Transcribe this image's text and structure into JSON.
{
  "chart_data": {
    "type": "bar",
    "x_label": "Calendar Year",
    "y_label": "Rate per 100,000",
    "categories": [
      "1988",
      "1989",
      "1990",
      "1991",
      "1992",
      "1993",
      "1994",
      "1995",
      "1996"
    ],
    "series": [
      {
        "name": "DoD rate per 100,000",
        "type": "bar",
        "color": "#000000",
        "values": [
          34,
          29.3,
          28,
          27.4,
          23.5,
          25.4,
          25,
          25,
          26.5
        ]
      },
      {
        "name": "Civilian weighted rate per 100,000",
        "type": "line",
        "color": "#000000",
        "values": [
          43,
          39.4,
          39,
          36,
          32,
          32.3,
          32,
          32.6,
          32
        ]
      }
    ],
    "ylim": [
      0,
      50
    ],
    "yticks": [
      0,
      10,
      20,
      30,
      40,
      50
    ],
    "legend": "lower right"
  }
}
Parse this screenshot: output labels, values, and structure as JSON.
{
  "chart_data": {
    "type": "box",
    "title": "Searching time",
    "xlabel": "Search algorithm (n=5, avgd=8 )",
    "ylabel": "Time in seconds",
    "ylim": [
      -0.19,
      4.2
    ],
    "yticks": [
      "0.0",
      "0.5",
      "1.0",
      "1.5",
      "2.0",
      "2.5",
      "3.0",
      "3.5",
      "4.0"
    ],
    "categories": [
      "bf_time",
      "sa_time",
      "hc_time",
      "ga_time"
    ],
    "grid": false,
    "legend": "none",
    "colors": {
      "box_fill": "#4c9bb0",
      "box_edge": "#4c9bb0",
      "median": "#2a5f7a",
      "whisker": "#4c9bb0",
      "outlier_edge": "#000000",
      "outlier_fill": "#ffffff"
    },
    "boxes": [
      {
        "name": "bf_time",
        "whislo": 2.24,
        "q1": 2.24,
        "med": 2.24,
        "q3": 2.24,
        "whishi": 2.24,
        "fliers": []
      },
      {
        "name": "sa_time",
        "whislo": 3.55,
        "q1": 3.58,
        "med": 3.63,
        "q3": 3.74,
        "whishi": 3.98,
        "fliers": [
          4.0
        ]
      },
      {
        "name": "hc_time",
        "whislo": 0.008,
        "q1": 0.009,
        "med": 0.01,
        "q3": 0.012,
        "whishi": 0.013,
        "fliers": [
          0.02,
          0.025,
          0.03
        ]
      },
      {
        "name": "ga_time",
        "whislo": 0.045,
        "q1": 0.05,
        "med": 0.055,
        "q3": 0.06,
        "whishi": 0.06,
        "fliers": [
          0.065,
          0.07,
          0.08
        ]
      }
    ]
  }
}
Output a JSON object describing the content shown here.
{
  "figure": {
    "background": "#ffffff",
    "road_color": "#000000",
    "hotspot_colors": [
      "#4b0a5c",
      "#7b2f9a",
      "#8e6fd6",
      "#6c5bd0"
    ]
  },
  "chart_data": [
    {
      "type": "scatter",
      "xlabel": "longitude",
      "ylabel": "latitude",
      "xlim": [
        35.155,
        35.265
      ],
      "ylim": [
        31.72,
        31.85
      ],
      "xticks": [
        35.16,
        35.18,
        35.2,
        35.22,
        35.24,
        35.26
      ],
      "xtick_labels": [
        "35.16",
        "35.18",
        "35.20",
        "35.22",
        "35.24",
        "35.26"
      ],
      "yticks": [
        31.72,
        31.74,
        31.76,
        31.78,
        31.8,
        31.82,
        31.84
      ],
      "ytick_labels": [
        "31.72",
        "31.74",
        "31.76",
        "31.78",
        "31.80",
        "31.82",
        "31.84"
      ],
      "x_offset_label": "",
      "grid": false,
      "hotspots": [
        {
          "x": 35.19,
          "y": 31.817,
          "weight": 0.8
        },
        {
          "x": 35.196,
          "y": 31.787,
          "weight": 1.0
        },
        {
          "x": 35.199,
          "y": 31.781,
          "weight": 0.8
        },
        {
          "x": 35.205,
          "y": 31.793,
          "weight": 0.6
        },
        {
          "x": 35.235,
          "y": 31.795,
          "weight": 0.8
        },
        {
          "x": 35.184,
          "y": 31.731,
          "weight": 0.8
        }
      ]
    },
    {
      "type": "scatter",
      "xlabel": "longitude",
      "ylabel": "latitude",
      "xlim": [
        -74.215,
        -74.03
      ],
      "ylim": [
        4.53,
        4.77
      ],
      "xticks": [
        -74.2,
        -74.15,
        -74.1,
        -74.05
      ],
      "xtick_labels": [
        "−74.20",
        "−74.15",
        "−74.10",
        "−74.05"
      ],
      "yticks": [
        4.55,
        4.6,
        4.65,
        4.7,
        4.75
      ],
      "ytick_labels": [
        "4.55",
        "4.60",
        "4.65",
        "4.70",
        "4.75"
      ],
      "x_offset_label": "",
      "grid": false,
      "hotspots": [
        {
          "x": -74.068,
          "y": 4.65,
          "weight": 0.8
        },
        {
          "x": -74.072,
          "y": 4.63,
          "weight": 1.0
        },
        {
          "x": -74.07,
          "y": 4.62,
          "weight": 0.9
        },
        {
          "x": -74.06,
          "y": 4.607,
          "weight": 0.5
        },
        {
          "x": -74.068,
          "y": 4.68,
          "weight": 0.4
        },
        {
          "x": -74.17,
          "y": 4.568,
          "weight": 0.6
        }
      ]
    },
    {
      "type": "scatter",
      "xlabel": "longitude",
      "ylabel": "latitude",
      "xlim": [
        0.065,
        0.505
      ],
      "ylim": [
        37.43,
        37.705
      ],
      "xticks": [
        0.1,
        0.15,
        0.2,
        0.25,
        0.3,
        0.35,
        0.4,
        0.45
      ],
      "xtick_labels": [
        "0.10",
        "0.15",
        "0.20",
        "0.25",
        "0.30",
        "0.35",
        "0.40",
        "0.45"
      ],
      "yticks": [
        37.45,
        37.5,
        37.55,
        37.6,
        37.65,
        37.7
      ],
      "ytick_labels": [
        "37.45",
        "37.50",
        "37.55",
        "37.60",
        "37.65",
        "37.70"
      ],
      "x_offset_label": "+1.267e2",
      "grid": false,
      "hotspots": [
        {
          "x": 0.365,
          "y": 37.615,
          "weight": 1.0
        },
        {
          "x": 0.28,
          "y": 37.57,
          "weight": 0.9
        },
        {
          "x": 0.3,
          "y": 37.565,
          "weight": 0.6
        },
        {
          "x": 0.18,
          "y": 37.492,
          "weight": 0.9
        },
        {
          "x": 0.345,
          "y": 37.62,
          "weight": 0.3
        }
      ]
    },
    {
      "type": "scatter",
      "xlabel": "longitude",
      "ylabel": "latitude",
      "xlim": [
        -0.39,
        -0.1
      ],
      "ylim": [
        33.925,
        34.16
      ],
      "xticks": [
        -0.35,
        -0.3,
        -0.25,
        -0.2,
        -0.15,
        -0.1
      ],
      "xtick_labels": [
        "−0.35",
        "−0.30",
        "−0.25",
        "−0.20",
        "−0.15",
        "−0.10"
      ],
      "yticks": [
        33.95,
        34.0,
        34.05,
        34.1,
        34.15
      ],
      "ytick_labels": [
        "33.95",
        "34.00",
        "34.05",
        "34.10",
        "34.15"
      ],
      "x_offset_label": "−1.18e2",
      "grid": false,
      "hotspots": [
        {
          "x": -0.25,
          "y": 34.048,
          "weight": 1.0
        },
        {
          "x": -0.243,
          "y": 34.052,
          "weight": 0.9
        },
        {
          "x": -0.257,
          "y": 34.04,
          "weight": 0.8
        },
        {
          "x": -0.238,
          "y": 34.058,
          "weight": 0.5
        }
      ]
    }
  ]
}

> [PROMPT]: Copy all data exactly, start to finish.

> [TASK RESPONSE]:
Transcribe this image's text and structure into JSON.
{
  "chart_data": {
    "type": "bar",
    "x_label": "Calendar Year",
    "y_label": "Rate per 100,000",
    "categories": [
      "1988",
      "1989",
      "1990",
      "1991",
      "1992",
      "1993",
      "1994",
      "1995",
      "1996"
    ],
    "series": [
      {
        "name": "DoD rate per 100,000",
        "type": "bar",
        "color": "#000000",
        "values": [
          34,
          29.3,
          28,
          27.4,
          23.5,
          25.4,
          25,
          25,
          26.5
        ]
      },
      {
        "name": "Civilian weighted rate per 100,000",
        "type": "line",
        "color": "#000000",
        "values": [
          43,
          39.4,
          39,
          36,
          32,
          32.3,
          32,
          32.6,
          32
        ]
      }
    ],
    "ylim": [
      0,
      50
    ],
    "yticks": [
      0,
      10,
      20,
      30,
      40,
      50
    ],
    "legend": "lower right"
  }
}
Parse this screenshot: output labels, values, and structure as JSON.
{
  "chart_data": {
    "type": "box",
    "title": "Searching time",
    "xlabel": "Search algorithm (n=5, avgd=8 )",
    "ylabel": "Time in seconds",
    "ylim": [
      -0.19,
      4.2
    ],
    "yticks": [
      "0.0",
      "0.5",
      "1.0",
      "1.5",
      "2.0",
      "2.5",
      "3.0",
      "3.5",
      "4.0"
    ],
    "categories": [
      "bf_time",
      "sa_time",
      "hc_time",
      "ga_time"
    ],
    "grid": false,
    "legend": "none",
    "colors": {
      "box_fill": "#4c9bb0",
      "box_edge": "#4c9bb0",
      "median": "#2a5f7a",
      "whisker": "#4c9bb0",
      "outlier_edge": "#000000",
      "outlier_fill": "#ffffff"
    },
    "boxes": [
      {
        "name": "bf_time",
        "whislo": 2.24,
        "q1": 2.24,
        "med": 2.24,
        "q3": 2.24,
        "whishi": 2.24,
        "fliers": []
      },
      {
        "name": "sa_time",
        "whislo": 3.55,
        "q1": 3.58,
        "med": 3.63,
        "q3": 3.74,
        "whishi": 3.98,
        "fliers": [
          4.0
        ]
      },
      {
        "name": "hc_time",
        "whislo": 0.008,
        "q1": 0.009,
        "med": 0.01,
        "q3": 0.012,
        "whishi": 0.013,
        "fliers": [
          0.02,
          0.025,
          0.03
        ]
      },
      {
        "name": "ga_time",
        "whislo": 0.045,
        "q1": 0.05,
        "med": 0.055,
        "q3": 0.06,
        "whishi": 0.06,
        "fliers": [
          0.065,
          0.07,
          0.08
        ]
      }
    ]
  }
}
Output a JSON object describing the content shown here.
{
  "figure": {
    "background": "#ffffff",
    "road_color": "#000000",
    "hotspot_colors": [
      "#4b0a5c",
      "#7b2f9a",
      "#8e6fd6",
      "#6c5bd0"
    ]
  },
  "chart_data": [
    {
      "type": "scatter",
      "xlabel": "longitude",
      "ylabel": "latitude",
      "xlim": [
        35.155,
        35.265
      ],
      "ylim": [
        31.72,
        31.85
      ],
      "xticks": [
        35.16,
        35.18,
        35.2,
        35.22,
        35.24,
        35.26
      ],
      "xtick_labels": [
        "35.16",
        "35.18",
        "35.20",
        "35.22",
        "35.24",
        "35.26"
      ],
      "yticks": [
        31.72,
        31.74,
        31.76,
        31.78,
        31.8,
        31.82,
        31.84
      ],
      "ytick_labels": [
        "31.72",
        "31.74",
        "31.76",
        "31.78",
        "31.80",
        "31.82",
        "31.84"
      ],
      "x_offset_label": "",
      "grid": false,
      "hotspots": [
        {
          "x": 35.19,
          "y": 31.817,
          "weight": 0.8
        },
        {
          "x": 35.196,
          "y": 31.787,
          "weight": 1.0
        },
        {
          "x": 35.199,
          "y": 31.781,
          "weight": 0.8
        },
        {
          "x": 35.205,
          "y": 31.793,
          "weight": 0.6
        },
        {
          "x": 35.235,
          "y": 31.795,
          "weight": 0.8
        },
        {
          "x": 35.184,
          "y": 31.731,
          "weight": 0.8
        }
      ]
    },
    {
      "type": "scatter",
      "xlabel": "longitude",
      "ylabel": "latitude",
      "xlim": [
        -74.215,
        -74.03
      ],
      "ylim": [
        4.53,
        4.77
      ],
      "xticks": [
        -74.2,
        -74.15,
        -74.1,
        -74.05
      ],
      "xtick_labels": [
        "−74.20",
        "−74.15",
        "−74.10",
        "−74.05"
      ],
      "yticks": [
        4.55,
        4.6,
        4.65,
        4.7,
        4.75
      ],
      "ytick_labels": [
        "4.55",
        "4.60",
        "4.65",
        "4.70",
        "4.75"
      ],
      "x_offset_label": "",
      "grid": false,
      "hotspots": [
        {
          "x": -74.068,
          "y": 4.65,
          "weight": 0.8
        },
        {
          "x": -74.072,
          "y": 4.63,
          "weight": 1.0
        },
        {
          "x": -74.07,
          "y": 4.62,
          "weight": 0.9
        },
        {
          "x": -74.06,
          "y": 4.607,
          "weight": 0.5
        },
        {
          "x": -74.068,
          "y": 4.68,
          "weight": 0.4
        },
        {
          "x": -74.17,
          "y": 4.568,
          "weight": 0.6
        }
      ]
    },
    {
      "type": "scatter",
      "xlabel": "longitude",
      "ylabel": "latitude",
      "xlim": [
        0.065,
        0.505
      ],
      "ylim": [
        37.43,
        37.705
      ],
      "xticks": [
        0.1,
        0.15,
        0.2,
        0.25,
        0.3,
        0.35,
        0.4,
        0.45
      ],
      "xtick_labels": [
        "0.10",
        "0.15",
        "0.20",
        "0.25",
        "0.30",
        "0.35",
        "0.40",
        "0.45"
      ],
      "yticks": [
        37.45,
        37.5,
        37.55,
        37.6,
        37.65,
        37.7
      ],
      "ytick_labels": [
        "37.45",
        "37.50",
        "37.55",
        "37.60",
        "37.65",
        "37.70"
      ],
      "x_offset_label": "+1.267e2",
      "grid": false,
      "hotspots": [
        {
          "x": 0.365,
          "y": 37.615,
          "weight": 1.0
        },
        {
          "x": 0.28,
          "y": 37.57,
          "weight": 0.9
        },
        {
          "x": 0.3,
          "y": 37.565,
          "weight": 0.6
        },
        {
          "x": 0.18,
          "y": 37.492,
          "weight": 0.9
        },
        {
          "x": 0.345,
          "y": 37.62,
          "weight": 0.3
        }
      ]
    },
    {
      "type": "scatter",
      "xlabel": "longitude",
      "ylabel": "latitude",
      "xlim": [
        -0.39,
        -0.1
      ],
      "ylim": [
        33.925,
        34.16
      ],
      "xticks": [
        -0.35,
        -0.3,
        -0.25,
        -0.2,
        -0.15,
        -0.1
      ],
      "xtick_labels": [
        "−0.35",
        "−0.30",
        "−0.25",
        "−0.20",
        "−0.15",
        "−0.10"
      ],
      "yticks": [
        33.95,
        34.0,
        34.05,
        34.1,
        34.15
      ],
      "ytick_labels": [
        "33.95",
        "34.00",
        "34.05",
        "34.10",
        "34.15"
      ],
      "x_offset_label": "−1.18e2",
      "grid": false,
      "hotspots": [
        {
          "x": -0.25,
          "y": 34.048,
          "weight": 1.0
        },
        {
          "x": -0.243,
          "y": 34.052,
          "weight": 0.9
        },
        {
          "x": -0.257,
          "y": 34.04,
          "weight": 0.8
        },
        {
          "x": -0.238,
          "y": 34.058,
          "weight": 0.5
        }
      ]
    }
  ]
}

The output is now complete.